### SELECTION
________________
Intel-XE Archive on lore.kernel.org
 help / color / mirror / Atom feed
From: Daniele Ceraolo Spurio <daniele.ceraolospurio@intel.com>
To: Matthew Auld <matthew.auld@intel.com>, <intel-xe@lists.freedesktop.org>
Cc: Andrzej Hajda <andrzej.hajda@intel.com>,
	Rodrigo Vivi <rodrigo.vivi@intel.com>
Subject: Re: [PATCH] Revert "drm/xe: make gt_remove use devm"
Date: Wed, 29 May 2024 09:38:24 -0700	[thread overview]
Message-ID: <eec3dfb5-8eb6-4de4-9562-cd2e593a53aa@intel.com> (raw)
In-Reply-To: <001d2e4b-e9d2-422f-9f4d-dfe1c7b8bbaa@intel.com>



On 5/29/2024 1:26 AM, Matthew Auld wrote:
> Hi,
>
> On 28/05/2024 19:27, Daniele Ceraolo Spurio wrote:
>>
>>
>> On 5/28/2024 11:23 AM, Daniele Ceraolo Spurio wrote:
>>> The gt_remove function was explictly added as part of the remove flow
>>> instead of using drmm/devm automatic cleanup due to it being illegal
>>> to remove a component after the driver has been detached from the pci
>>> device; the GSC proxy component is removed as part of gt_remove, so we
>>> need to do it in the pci cleanup flow. The function already has a
>>> comment above it to explain this.
>>>
>>> Note that the change to use the devm also caused an invalid pointer
>>> deref in the gsc_proxy unbind function, but I didn't bother to debug
>>> which pointer was bad since we shouldn't be calling the unbind that
>>> late anyway and this revert fixes it.
>>
>> Here is the bad pointer deref log in case anyone wants to have a 
>> better look:
>>
>> https://intel-gfx-ci.01.org/tree/intel-xe/xe-pw-134099v1/shard-lnl-8/igt@xe_module_load@reload.html 
>>
>
> I also ran into this. If we remove the explicit pci_set_drvdata(pdev, 
> NULL) in our pci remove callback, and rather let the core driver do it 
> for us, it seems to fix the above. But then we trigger:
>
> <4> [69.885925] WARNING: CPU: 2 PID: 1441 at drivers/base/devres.c:690 
> devres_release_group+0x103/0x120
>
> Which I am not too sure about.
________________
### GIVEN MATERIAL
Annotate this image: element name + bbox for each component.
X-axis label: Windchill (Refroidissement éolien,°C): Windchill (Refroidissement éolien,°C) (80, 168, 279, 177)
________________
### TASK OBJECTIVE
Please list every email address given in the From, To and Cc lines of the mailing-list reply above.

### CORRECT RESPONSE
daniele.ceraolospurio@intel.com
matthew.auld@intel.com
intel-xe@lists.freedesktop.org
andrzej.hajda@intel.com
rodrigo.vivi@intel.com